Will you output the entries below exactly, skipping every image they contain?
>> Begin Items
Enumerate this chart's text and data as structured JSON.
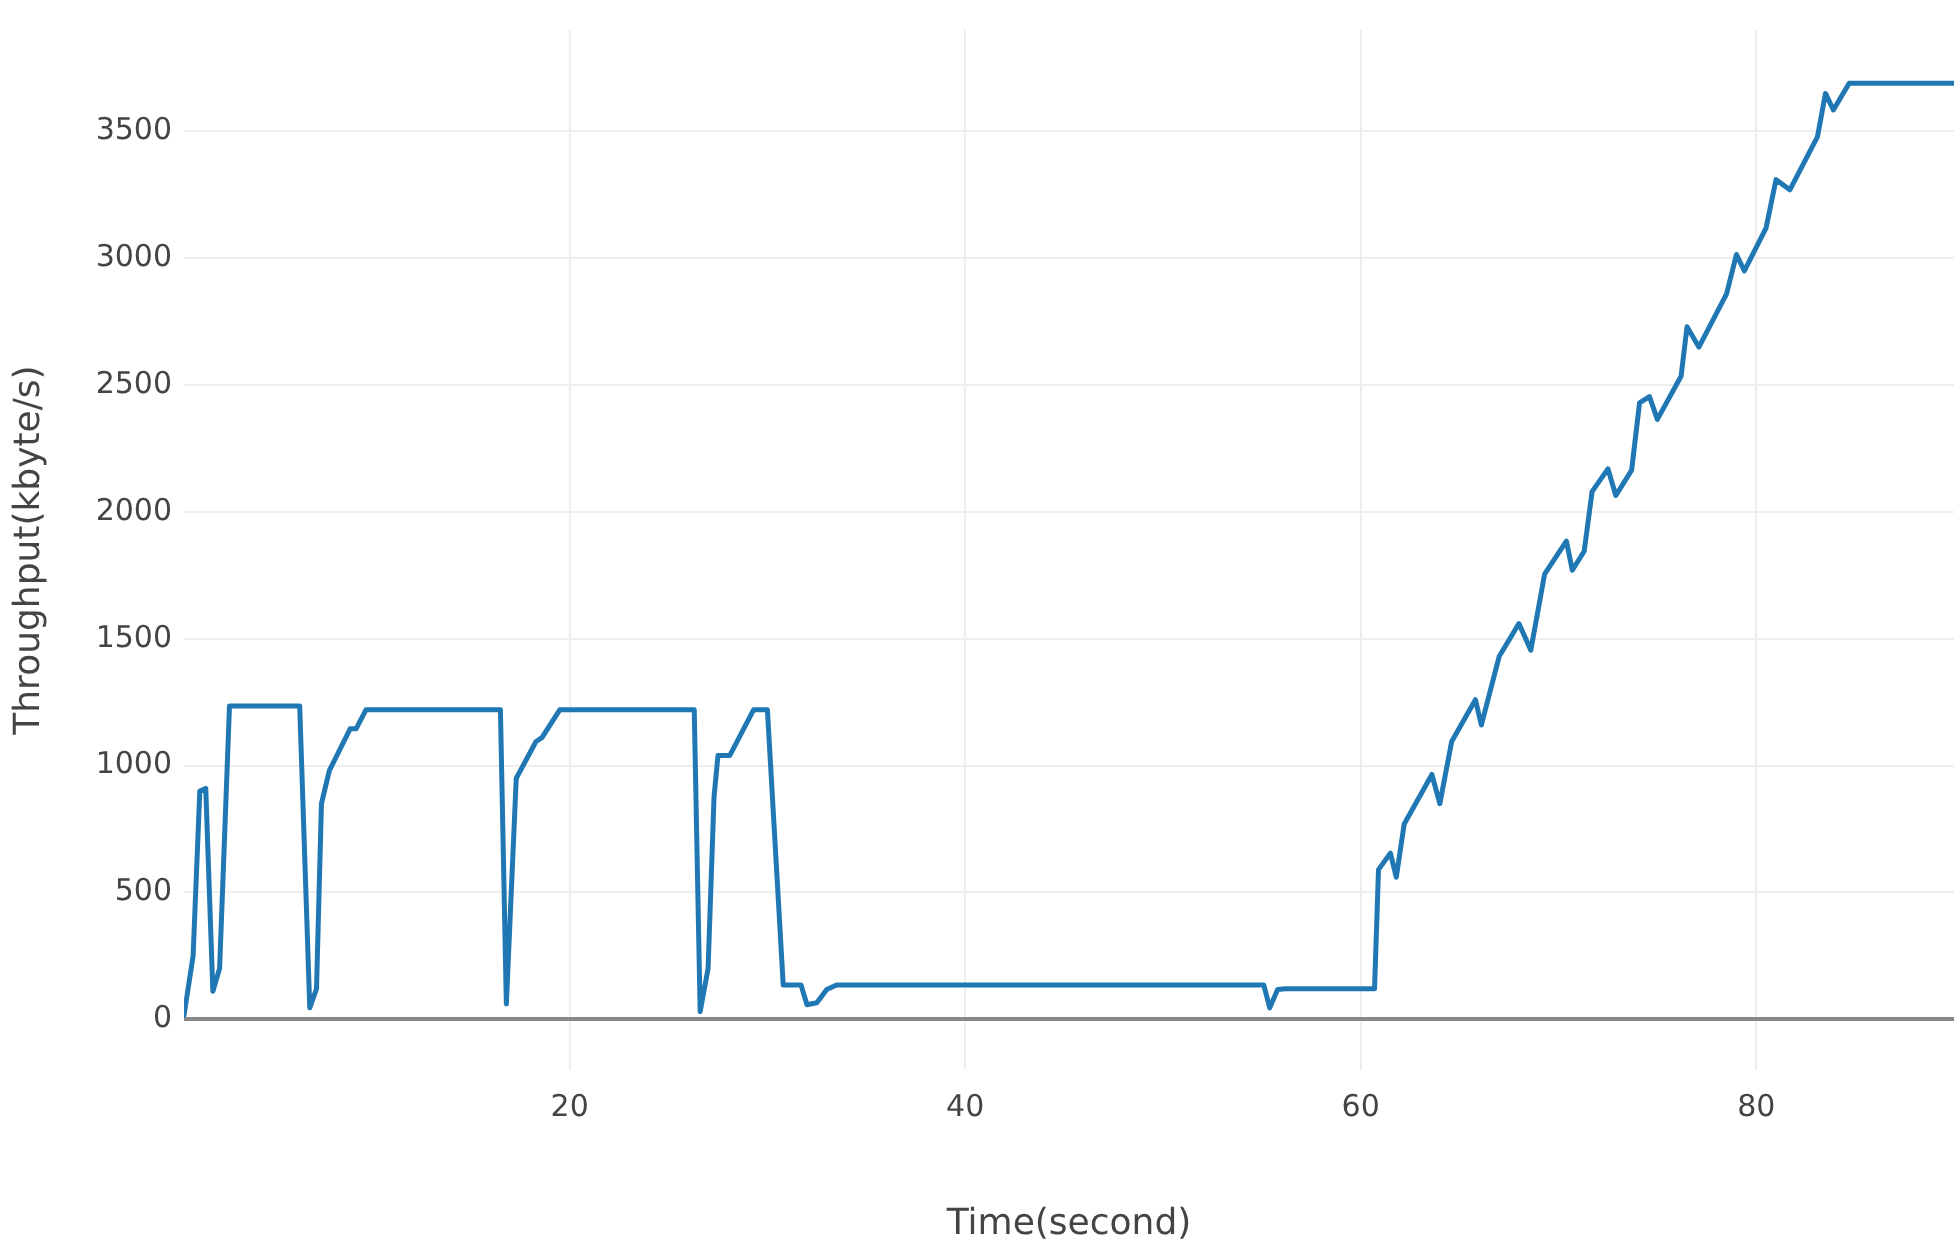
{
  "chart_data": {
    "type": "line",
    "xlabel": "Time(second)",
    "ylabel": "Throughput(kbyte/s)",
    "grid": true,
    "marker": "none",
    "line_style": "solid",
    "legend": false,
    "xlim": [
      0.5,
      90
    ],
    "xticks": [
      20,
      40,
      60,
      80
    ],
    "ylim": [
      -200,
      3900
    ],
    "yticks": [
      0,
      500,
      1000,
      1500,
      2000,
      2500,
      3000,
      3500
    ],
    "x": [
      0.5,
      0.96,
      1.3,
      1.6,
      1.96,
      2.3,
      2.8,
      6.35,
      6.86,
      7.2,
      7.45,
      7.85,
      8.9,
      9.2,
      9.7,
      16.5,
      16.8,
      17.3,
      18.3,
      18.6,
      19.5,
      26.3,
      26.6,
      27.0,
      27.3,
      27.5,
      28.1,
      29.3,
      30.0,
      30.8,
      31.7,
      32.0,
      32.5,
      33.0,
      33.5,
      55.1,
      55.4,
      55.8,
      56.2,
      60.7,
      60.9,
      61.5,
      61.8,
      62.2,
      63.6,
      64.0,
      64.6,
      65.8,
      66.1,
      67.0,
      68.0,
      68.6,
      69.3,
      70.4,
      70.7,
      71.3,
      71.7,
      72.5,
      72.9,
      73.7,
      74.1,
      74.6,
      75.0,
      76.2,
      76.5,
      77.1,
      78.5,
      79.0,
      79.4,
      80.5,
      81.0,
      81.7,
      83.1,
      83.5,
      83.9,
      84.7,
      90
    ],
    "series": [
      {
        "color": "#1f77b4",
        "values": [
          15,
          250,
          900,
          910,
          110,
          200,
          1235,
          1235,
          45,
          120,
          850,
          980,
          1145,
          1145,
          1220,
          1220,
          60,
          950,
          1095,
          1110,
          1220,
          1220,
          30,
          200,
          875,
          1040,
          1040,
          1220,
          1220,
          135,
          135,
          57,
          65,
          117,
          135,
          135,
          45,
          117,
          120,
          120,
          590,
          655,
          560,
          770,
          965,
          850,
          1095,
          1260,
          1160,
          1430,
          1560,
          1455,
          1755,
          1885,
          1770,
          1845,
          2080,
          2170,
          2065,
          2165,
          2430,
          2455,
          2365,
          2535,
          2730,
          2650,
          2860,
          3015,
          2950,
          3120,
          3310,
          3270,
          3480,
          3650,
          3585,
          3690,
          3690
        ]
      }
    ]
  }
}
>> End Items
• _Response to the task_
Enumerate this chart's text and data as structured JSON.
{
  "chart_data": {
    "type": "line",
    "xlabel": "Time(second)",
    "ylabel": "Throughput(kbyte/s)",
    "grid": true,
    "marker": "none",
    "line_style": "solid",
    "legend": false,
    "xlim": [
      0.5,
      90
    ],
    "xticks": [
      20,
      40,
      60,
      80
    ],
    "ylim": [
      -200,
      3900
    ],
    "yticks": [
      0,
      500,
      1000,
      1500,
      2000,
      2500,
      3000,
      3500
    ],
    "x": [
      0.5,
      0.96,
      1.3,
      1.6,
      1.96,
      2.3,
      2.8,
      6.35,
      6.86,
      7.2,
      7.45,
      7.85,
      8.9,
      9.2,
      9.7,
      16.5,
      16.8,
      17.3,
      18.3,
      18.6,
      19.5,
      26.3,
      26.6,
      27.0,
      27.3,
      27.5,
      28.1,
      29.3,
      30.0,
      30.8,
      31.7,
      32.0,
      32.5,
      33.0,
      33.5,
      55.1,
      55.4,
      55.8,
      56.2,
      60.7,
      60.9,
      61.5,
      61.8,
      62.2,
      63.6,
      64.0,
      64.6,
      65.8,
      66.1,
      67.0,
      68.0,
      68.6,
      69.3,
      70.4,
      70.7,
      71.3,
      71.7,
      72.5,
      72.9,
      73.7,
      74.1,
      74.6,
      75.0,
      76.2,
      76.5,
      77.1,
      78.5,
      79.0,
      79.4,
      80.5,
      81.0,
      81.7,
      83.1,
      83.5,
      83.9,
      84.7,
      90
    ],
    "series": [
      {
        "color": "#1f77b4",
        "values": [
          15,
          250,
          900,
          910,
          110,
          200,
          1235,
          1235,
          45,
          120,
          850,
          980,
          1145,
          1145,
          1220,
          1220,
          60,
          950,
          1095,
          1110,
          1220,
          1220,
          30,
          200,
          875,
          1040,
          1040,
          1220,
          1220,
          135,
          135,
          57,
          65,
          117,
          135,
          135,
          45,
          117,
          120,
          120,
          590,
          655,
          560,
          770,
          965,
          850,
          1095,
          1260,
          1160,
          1430,
          1560,
          1455,
          1755,
          1885,
          1770,
          1845,
          2080,
          2170,
          2065,
          2165,
          2430,
          2455,
          2365,
          2535,
          2730,
          2650,
          2860,
          3015,
          2950,
          3120,
          3310,
          3270,
          3480,
          3650,
          3585,
          3690,
          3690
        ]
      }
    ]
  }
}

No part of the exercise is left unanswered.